RECORDS PROVIDED:
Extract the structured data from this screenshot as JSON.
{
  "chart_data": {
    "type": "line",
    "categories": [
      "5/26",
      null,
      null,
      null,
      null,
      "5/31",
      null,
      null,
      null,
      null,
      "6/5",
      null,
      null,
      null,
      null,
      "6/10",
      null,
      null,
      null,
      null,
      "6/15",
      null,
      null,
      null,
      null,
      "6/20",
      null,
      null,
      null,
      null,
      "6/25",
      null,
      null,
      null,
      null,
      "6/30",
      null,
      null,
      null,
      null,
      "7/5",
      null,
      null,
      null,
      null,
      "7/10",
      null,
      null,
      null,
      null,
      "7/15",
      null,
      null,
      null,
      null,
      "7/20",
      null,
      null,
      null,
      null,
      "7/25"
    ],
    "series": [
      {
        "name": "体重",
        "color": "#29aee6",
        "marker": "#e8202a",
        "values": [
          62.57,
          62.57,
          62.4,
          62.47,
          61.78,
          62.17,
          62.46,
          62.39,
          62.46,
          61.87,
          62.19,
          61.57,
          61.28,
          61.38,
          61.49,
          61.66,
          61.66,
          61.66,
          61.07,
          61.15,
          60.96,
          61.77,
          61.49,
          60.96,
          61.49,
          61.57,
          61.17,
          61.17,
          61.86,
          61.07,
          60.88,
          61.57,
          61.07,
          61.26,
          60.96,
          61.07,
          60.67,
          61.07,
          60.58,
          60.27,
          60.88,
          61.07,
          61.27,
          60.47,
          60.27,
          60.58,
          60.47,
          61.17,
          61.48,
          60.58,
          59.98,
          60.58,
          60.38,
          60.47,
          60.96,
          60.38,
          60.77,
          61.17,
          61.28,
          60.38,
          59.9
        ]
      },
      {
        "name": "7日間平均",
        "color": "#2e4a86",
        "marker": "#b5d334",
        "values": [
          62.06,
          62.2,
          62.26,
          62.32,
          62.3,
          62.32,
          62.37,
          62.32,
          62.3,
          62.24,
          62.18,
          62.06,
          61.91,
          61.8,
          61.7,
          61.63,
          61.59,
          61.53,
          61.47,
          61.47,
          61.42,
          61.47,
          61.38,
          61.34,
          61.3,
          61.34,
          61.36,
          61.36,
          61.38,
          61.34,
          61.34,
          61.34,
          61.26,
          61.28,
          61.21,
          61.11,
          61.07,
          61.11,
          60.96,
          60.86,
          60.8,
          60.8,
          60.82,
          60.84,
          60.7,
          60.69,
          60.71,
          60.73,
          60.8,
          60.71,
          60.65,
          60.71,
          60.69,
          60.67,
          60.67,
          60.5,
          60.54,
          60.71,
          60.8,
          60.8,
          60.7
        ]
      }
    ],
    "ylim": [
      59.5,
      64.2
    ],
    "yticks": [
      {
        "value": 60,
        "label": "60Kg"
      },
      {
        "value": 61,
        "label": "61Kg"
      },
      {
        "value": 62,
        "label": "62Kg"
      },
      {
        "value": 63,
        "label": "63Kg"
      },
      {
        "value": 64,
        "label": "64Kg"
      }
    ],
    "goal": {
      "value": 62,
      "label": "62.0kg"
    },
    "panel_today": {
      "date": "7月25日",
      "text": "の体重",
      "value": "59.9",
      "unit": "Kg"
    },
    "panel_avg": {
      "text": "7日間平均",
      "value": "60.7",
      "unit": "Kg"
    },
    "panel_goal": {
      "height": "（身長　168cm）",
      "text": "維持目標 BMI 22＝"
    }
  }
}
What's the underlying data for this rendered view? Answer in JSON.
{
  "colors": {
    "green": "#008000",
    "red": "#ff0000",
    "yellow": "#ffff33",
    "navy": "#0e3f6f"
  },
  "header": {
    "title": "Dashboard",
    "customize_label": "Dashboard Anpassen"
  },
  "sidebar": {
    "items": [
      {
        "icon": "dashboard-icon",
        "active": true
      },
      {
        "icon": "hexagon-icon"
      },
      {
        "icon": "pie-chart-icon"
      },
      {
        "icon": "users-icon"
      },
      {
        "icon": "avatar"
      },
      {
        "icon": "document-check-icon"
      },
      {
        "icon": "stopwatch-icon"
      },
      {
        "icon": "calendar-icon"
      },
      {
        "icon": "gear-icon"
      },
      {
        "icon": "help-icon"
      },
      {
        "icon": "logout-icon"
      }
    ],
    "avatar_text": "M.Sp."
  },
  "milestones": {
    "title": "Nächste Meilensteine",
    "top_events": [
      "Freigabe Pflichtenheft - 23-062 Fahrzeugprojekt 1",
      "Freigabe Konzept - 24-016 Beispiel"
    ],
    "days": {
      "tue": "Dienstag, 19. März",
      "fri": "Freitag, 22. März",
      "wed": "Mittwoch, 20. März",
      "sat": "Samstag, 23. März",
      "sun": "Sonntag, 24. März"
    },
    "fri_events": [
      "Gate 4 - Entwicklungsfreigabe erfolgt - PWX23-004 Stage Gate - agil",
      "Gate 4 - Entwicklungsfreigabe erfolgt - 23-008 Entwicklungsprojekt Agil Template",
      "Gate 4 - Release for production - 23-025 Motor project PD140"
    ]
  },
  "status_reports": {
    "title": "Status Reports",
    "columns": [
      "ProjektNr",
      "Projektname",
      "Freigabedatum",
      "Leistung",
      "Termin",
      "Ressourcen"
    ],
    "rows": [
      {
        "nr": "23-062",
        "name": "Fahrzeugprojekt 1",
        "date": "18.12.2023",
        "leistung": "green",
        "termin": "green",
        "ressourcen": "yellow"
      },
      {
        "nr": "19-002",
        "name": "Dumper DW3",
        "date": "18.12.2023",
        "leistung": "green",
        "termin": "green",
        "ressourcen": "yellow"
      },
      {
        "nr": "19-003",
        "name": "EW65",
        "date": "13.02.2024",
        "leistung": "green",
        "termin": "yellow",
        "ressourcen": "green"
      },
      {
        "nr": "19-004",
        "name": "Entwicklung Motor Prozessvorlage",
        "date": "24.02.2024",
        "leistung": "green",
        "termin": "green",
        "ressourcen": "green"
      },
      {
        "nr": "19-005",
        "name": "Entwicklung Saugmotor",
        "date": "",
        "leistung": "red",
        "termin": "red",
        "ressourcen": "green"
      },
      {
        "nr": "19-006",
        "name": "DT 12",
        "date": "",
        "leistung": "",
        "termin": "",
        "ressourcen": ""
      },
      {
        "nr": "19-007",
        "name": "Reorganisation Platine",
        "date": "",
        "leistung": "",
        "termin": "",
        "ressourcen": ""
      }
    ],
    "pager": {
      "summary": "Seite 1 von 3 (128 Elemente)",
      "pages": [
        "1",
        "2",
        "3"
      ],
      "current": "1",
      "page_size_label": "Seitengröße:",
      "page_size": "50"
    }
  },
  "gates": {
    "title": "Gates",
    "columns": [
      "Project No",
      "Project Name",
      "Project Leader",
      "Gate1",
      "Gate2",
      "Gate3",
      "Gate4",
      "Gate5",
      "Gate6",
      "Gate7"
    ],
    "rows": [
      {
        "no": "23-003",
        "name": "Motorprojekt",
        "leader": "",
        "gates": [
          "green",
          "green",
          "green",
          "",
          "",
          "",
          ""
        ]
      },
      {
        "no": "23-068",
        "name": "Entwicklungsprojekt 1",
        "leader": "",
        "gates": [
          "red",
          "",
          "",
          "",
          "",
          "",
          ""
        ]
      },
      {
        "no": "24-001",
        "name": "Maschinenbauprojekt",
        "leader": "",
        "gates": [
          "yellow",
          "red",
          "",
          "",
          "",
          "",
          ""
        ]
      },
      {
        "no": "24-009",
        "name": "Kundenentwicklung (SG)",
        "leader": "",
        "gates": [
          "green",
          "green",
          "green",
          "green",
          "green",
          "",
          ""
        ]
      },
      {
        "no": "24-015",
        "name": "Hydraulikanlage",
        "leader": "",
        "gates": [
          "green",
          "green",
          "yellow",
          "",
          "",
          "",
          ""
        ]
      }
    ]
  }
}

TASK PROMPT: In the entries above, find every line with the word "März" and list it.

RESPONSE:
      "tue": "Dienstag, 19. März",
      "fri": "Freitag, 22. März",
      "wed": "Mittwoch, 20. März",
      "sat": "Samstag, 23. März",
      "sun": "Sonntag, 24. März"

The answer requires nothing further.